▶ YOUR INSTRUCTIONS
Please quote every line word for word.
───── GIVEN DATA ─────
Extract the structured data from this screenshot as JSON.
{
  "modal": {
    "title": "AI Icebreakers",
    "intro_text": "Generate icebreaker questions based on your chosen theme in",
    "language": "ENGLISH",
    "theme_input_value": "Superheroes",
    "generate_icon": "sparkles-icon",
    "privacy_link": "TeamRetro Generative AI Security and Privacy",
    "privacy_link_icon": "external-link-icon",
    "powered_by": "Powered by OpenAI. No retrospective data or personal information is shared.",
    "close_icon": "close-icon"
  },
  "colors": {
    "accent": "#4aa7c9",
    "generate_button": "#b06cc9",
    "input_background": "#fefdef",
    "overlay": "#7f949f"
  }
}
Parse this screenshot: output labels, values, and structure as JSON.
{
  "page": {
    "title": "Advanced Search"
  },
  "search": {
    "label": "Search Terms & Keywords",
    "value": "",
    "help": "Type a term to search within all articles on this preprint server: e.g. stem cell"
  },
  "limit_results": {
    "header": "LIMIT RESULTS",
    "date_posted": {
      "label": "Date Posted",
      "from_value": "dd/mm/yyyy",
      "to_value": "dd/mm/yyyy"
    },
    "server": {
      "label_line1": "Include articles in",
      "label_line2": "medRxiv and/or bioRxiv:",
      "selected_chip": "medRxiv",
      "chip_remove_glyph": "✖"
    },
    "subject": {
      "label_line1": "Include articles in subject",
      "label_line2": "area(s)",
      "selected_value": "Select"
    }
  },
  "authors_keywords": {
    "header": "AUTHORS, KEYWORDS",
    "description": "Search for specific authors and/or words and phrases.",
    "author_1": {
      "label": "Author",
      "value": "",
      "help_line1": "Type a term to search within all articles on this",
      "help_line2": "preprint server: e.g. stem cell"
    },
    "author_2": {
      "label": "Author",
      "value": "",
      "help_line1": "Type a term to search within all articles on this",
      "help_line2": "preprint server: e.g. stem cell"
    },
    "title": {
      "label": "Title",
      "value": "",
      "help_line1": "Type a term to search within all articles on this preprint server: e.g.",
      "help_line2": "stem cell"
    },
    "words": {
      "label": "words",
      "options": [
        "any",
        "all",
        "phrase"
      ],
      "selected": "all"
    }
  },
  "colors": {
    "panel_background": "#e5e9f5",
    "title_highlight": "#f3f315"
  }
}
─────
▶ THE OUTPUT
Extract the structured data from this screenshot as JSON.
{
  "modal": {
    "title": "AI Icebreakers",
    "intro_text": "Generate icebreaker questions based on your chosen theme in",
    "language": "ENGLISH",
    "theme_input_value": "Superheroes",
    "generate_icon": "sparkles-icon",
    "privacy_link": "TeamRetro Generative AI Security and Privacy",
    "privacy_link_icon": "external-link-icon",
    "powered_by": "Powered by OpenAI. No retrospective data or personal information is shared.",
    "close_icon": "close-icon"
  },
  "colors": {
    "accent": "#4aa7c9",
    "generate_button": "#b06cc9",
    "input_background": "#fefdef",
    "overlay": "#7f949f"
  }
}
Parse this screenshot: output labels, values, and structure as JSON.
{
  "page": {
    "title": "Advanced Search"
  },
  "search": {
    "label": "Search Terms & Keywords",
    "value": "",
    "help": "Type a term to search within all articles on this preprint server: e.g. stem cell"
  },
  "limit_results": {
    "header": "LIMIT RESULTS",
    "date_posted": {
      "label": "Date Posted",
      "from_value": "dd/mm/yyyy",
      "to_value": "dd/mm/yyyy"
    },
    "server": {
      "label_line1": "Include articles in",
      "label_line2": "medRxiv and/or bioRxiv:",
      "selected_chip": "medRxiv",
      "chip_remove_glyph": "✖"
    },
    "subject": {
      "label_line1": "Include articles in subject",
      "label_line2": "area(s)",
      "selected_value": "Select"
    }
  },
  "authors_keywords": {
    "header": "AUTHORS, KEYWORDS",
    "description": "Search for specific authors and/or words and phrases.",
    "author_1": {
      "label": "Author",
      "value": "",
      "help_line1": "Type a term to search within all articles on this",
      "help_line2": "preprint server: e.g. stem cell"
    },
    "author_2": {
      "label": "Author",
      "value": "",
      "help_line1": "Type a term to search within all articles on this",
      "help_line2": "preprint server: e.g. stem cell"
    },
    "title": {
      "label": "Title",
      "value": "",
      "help_line1": "Type a term to search within all articles on this preprint server: e.g.",
      "help_line2": "stem cell"
    },
    "words": {
      "label": "words",
      "options": [
        "any",
        "all",
        "phrase"
      ],
      "selected": "all"
    }
  },
  "colors": {
    "panel_background": "#e5e9f5",
    "title_highlight": "#f3f315"
  }
}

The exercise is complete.